OBJECTIVE
Output each line of the data below as a JSON list of strings, one string per line, with blank lines and pictures left out.

## Begin

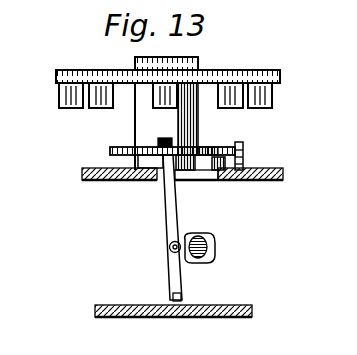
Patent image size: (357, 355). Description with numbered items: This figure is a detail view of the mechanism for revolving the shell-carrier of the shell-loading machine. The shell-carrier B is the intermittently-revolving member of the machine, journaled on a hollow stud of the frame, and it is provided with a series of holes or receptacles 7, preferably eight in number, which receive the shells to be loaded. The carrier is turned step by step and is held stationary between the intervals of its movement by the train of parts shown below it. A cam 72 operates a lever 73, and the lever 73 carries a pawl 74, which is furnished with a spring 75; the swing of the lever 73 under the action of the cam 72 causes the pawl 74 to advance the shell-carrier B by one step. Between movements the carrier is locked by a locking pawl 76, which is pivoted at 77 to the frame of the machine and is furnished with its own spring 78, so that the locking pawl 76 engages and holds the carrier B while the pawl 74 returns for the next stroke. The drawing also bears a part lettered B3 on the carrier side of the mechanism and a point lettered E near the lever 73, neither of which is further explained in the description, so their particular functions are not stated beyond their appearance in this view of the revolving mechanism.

The shell-carrier B is at (220, 73).
The holes or receptacles 7 is at (273, 97).
The lower bar B3 is at (122, 147).
The spring 75 is at (165, 138).
The locking pawl 76 is at (202, 150).
The spring 78 is at (243, 147).
The pivot 77 is at (247, 162).
The pawl 74 is at (157, 150).
The lever 73 is at (172, 212).
The cam 72 is at (215, 245).
The pivot E is at (181, 248).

## End

ANSWER FOR THIS EXERCISE
[
  "Patent image size: (357, 355). Description with numbered items: This figure is a detail view of the mechanism for revolving the shell-carrier of the shell-loading machine. The shell-carrier B is the intermittently-revolving member of the machine, journaled on a hollow stud of the frame, and it is provided with a series of holes or receptacles 7, preferably eight in number, which receive the shells to be loaded. The carrier is turned step by step and is held stationary between the intervals of its movement by the train of parts shown below it. A cam 72 operates a lever 73, and the lever 73 carries a pawl 74, which is furnished with a spring 75; the swing of the lever 73 under the action of the cam 72 causes the pawl 74 to advance the shell-carrier B by one step. Between movements the carrier is locked by a locking pawl 76, which is pivoted at 77 to the frame of the machine and is furnished with its own spring 78, so that the locking pawl 76 engages and holds the carrier B while the pawl 74 returns for the next stroke. The drawing also bears a part lettered B3 on the carrier side of the mechanism and a point lettered E near the lever 73, neither of which is further explained in the description, so their particular functions are not stated beyond their appearance in this view of the revolving mechanism.",
  "The shell-carrier B is at (220, 73).",
  "The holes or receptacles 7 is at (273, 97).",
  "The lower bar B3 is at (122, 147).",
  "The spring 75 is at (165, 138).",
  "The locking pawl 76 is at (202, 150).",
  "The spring 78 is at (243, 147).",
  "The pivot 77 is at (247, 162).",
  "The pawl 74 is at (157, 150).",
  "The lever 73 is at (172, 212).",
  "The cam 72 is at (215, 245).",
  "The pivot E is at (181, 248)."
]